## [Exercise aim]
Take the material below and write it all out again exactly.
>> BEGIN
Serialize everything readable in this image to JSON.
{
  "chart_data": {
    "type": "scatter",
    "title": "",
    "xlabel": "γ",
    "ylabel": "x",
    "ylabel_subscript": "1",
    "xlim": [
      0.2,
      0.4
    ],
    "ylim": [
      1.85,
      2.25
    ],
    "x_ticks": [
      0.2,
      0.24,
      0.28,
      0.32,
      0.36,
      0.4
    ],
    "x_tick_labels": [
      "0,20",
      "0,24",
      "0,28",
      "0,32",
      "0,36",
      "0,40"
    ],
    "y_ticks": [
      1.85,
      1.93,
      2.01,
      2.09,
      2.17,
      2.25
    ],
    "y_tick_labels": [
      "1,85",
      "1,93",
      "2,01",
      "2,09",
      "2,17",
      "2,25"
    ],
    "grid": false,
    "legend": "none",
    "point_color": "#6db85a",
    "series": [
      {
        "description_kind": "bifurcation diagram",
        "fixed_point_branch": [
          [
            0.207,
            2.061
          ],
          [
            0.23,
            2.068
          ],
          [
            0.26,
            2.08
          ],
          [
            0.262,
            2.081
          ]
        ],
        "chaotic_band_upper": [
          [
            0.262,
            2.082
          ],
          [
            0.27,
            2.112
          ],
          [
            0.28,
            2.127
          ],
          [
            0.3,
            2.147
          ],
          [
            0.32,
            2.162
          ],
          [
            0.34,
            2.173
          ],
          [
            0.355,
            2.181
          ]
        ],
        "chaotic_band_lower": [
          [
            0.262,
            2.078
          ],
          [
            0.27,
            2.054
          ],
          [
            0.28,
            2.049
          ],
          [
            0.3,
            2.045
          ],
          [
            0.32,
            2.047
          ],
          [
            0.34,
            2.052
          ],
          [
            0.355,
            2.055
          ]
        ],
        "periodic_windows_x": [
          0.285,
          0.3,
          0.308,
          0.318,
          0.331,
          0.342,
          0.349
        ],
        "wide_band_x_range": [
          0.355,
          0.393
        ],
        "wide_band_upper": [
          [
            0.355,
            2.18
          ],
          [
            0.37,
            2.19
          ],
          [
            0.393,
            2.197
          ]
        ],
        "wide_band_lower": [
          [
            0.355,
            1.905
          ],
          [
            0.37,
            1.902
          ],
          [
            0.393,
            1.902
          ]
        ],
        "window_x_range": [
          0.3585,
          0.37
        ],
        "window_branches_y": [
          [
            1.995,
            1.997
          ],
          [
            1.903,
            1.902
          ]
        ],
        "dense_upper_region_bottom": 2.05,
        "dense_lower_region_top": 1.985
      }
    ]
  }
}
>> END
## [Full answer]
Serialize everything readable in this image to JSON.
{
  "chart_data": {
    "type": "scatter",
    "title": "",
    "xlabel": "γ",
    "ylabel": "x",
    "ylabel_subscript": "1",
    "xlim": [
      0.2,
      0.4
    ],
    "ylim": [
      1.85,
      2.25
    ],
    "x_ticks": [
      0.2,
      0.24,
      0.28,
      0.32,
      0.36,
      0.4
    ],
    "x_tick_labels": [
      "0,20",
      "0,24",
      "0,28",
      "0,32",
      "0,36",
      "0,40"
    ],
    "y_ticks": [
      1.85,
      1.93,
      2.01,
      2.09,
      2.17,
      2.25
    ],
    "y_tick_labels": [
      "1,85",
      "1,93",
      "2,01",
      "2,09",
      "2,17",
      "2,25"
    ],
    "grid": false,
    "legend": "none",
    "point_color": "#6db85a",
    "series": [
      {
        "description_kind": "bifurcation diagram",
        "fixed_point_branch": [
          [
            0.207,
            2.061
          ],
          [
            0.23,
            2.068
          ],
          [
            0.26,
            2.08
          ],
          [
            0.262,
            2.081
          ]
        ],
        "chaotic_band_upper": [
          [
            0.262,
            2.082
          ],
          [
            0.27,
            2.112
          ],
          [
            0.28,
            2.127
          ],
          [
            0.3,
            2.147
          ],
          [
            0.32,
            2.162
          ],
          [
            0.34,
            2.173
          ],
          [
            0.355,
            2.181
          ]
        ],
        "chaotic_band_lower": [
          [
            0.262,
            2.078
          ],
          [
            0.27,
            2.054
          ],
          [
            0.28,
            2.049
          ],
          [
            0.3,
            2.045
          ],
          [
            0.32,
            2.047
          ],
          [
            0.34,
            2.052
          ],
          [
            0.355,
            2.055
          ]
        ],
        "periodic_windows_x": [
          0.285,
          0.3,
          0.308,
          0.318,
          0.331,
          0.342,
          0.349
        ],
        "wide_band_x_range": [
          0.355,
          0.393
        ],
        "wide_band_upper": [
          [
            0.355,
            2.18
          ],
          [
            0.37,
            2.19
          ],
          [
            0.393,
            2.197
          ]
        ],
        "wide_band_lower": [
          [
            0.355,
            1.905
          ],
          [
            0.37,
            1.902
          ],
          [
            0.393,
            1.902
          ]
        ],
        "window_x_range": [
          0.3585,
          0.37
        ],
        "window_branches_y": [
          [
            1.995,
            1.997
          ],
          [
            1.903,
            1.902
          ]
        ],
        "dense_upper_region_bottom": 2.05,
        "dense_lower_region_top": 1.985
      }
    ]
  }
}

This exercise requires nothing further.